--- Start RECORDS TO PROCESS ---
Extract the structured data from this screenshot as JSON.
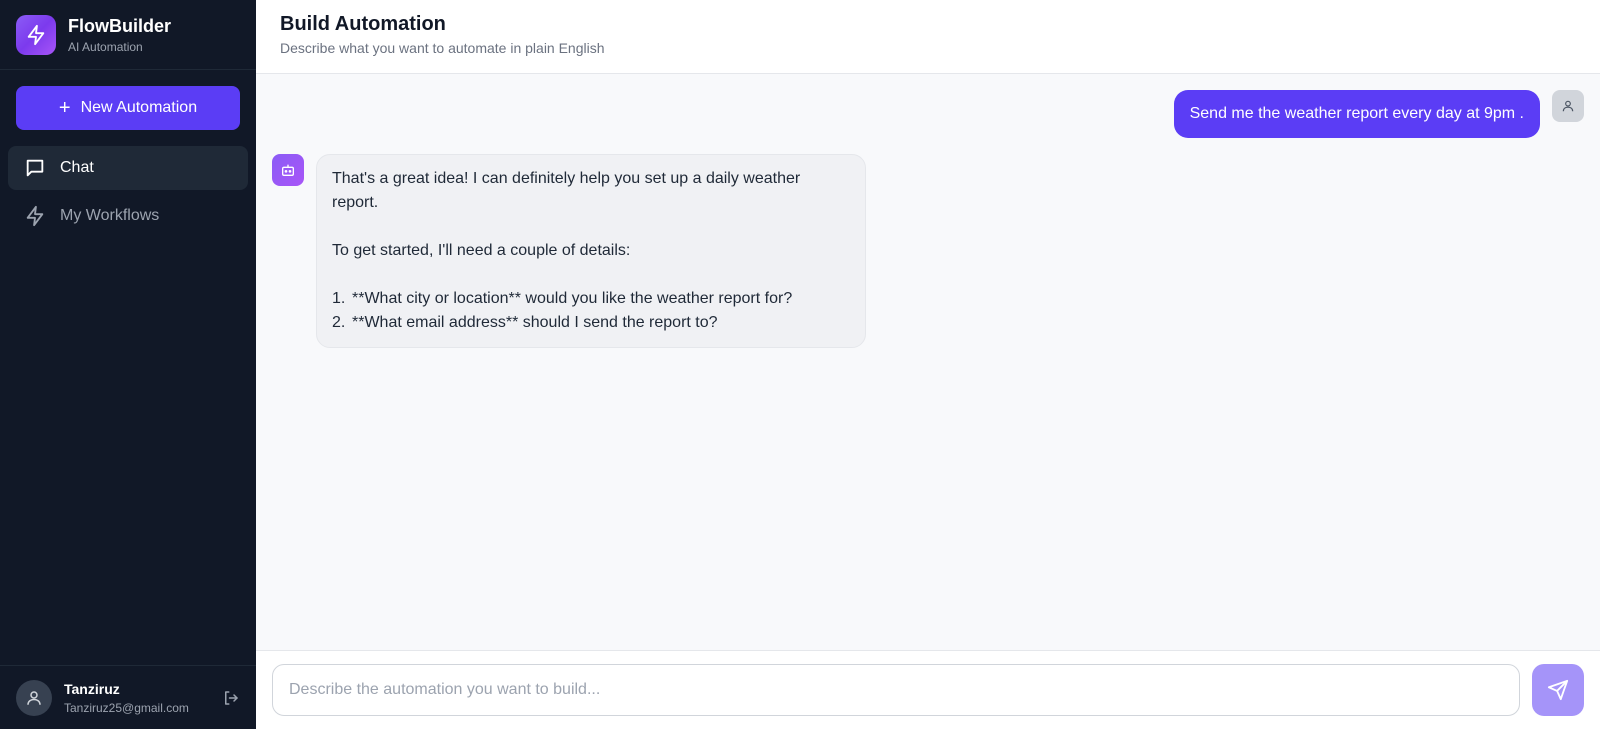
{
  "brand": {
    "name": "FlowBuilder",
    "subtitle": "AI Automation"
  },
  "sidebar": {
    "new_button_label": "New Automation",
    "items": [
      {
        "label": "Chat",
        "icon": "chat-bubble-icon",
        "active": true
      },
      {
        "label": "My Workflows",
        "icon": "lightning-icon",
        "active": false
      }
    ]
  },
  "user": {
    "name": "Tanziruz",
    "email": "Tanziruz25@gmail.com"
  },
  "header": {
    "title": "Build Automation",
    "subtitle": "Describe what you want to automate in plain English"
  },
  "chat": {
    "user_message": "Send me the weather report every day at 9pm .",
    "bot_message": {
      "line1": "That's a great idea! I can definitely help you set up a daily weather report.",
      "line2": "To get started, I'll need a couple of details:",
      "items": [
        {
          "num": "1.",
          "text": "**What city or location** would you like the weather report for?"
        },
        {
          "num": "2.",
          "text": "**What email address** should I send the report to?"
        }
      ]
    }
  },
  "composer": {
    "placeholder": "Describe the automation you want to build...",
    "value": ""
  },
  "colors": {
    "sidebar_bg": "#111827",
    "accent": "#5b3df5",
    "send_disabled": "#a594f9"
  }
}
--- End RECORDS TO PROCESS ---
EXERCISE DIRECTIONS> In the entries above, find each line with the word "weather" and copy it.

EXERCISE SOLUTION>
    "user_message": "Send me the weather report every day at 9pm .",
      "line1": "That's a great idea! I can definitely help you set up a daily weather report.",
          "text": "**What city or location** would you like the weather report for?"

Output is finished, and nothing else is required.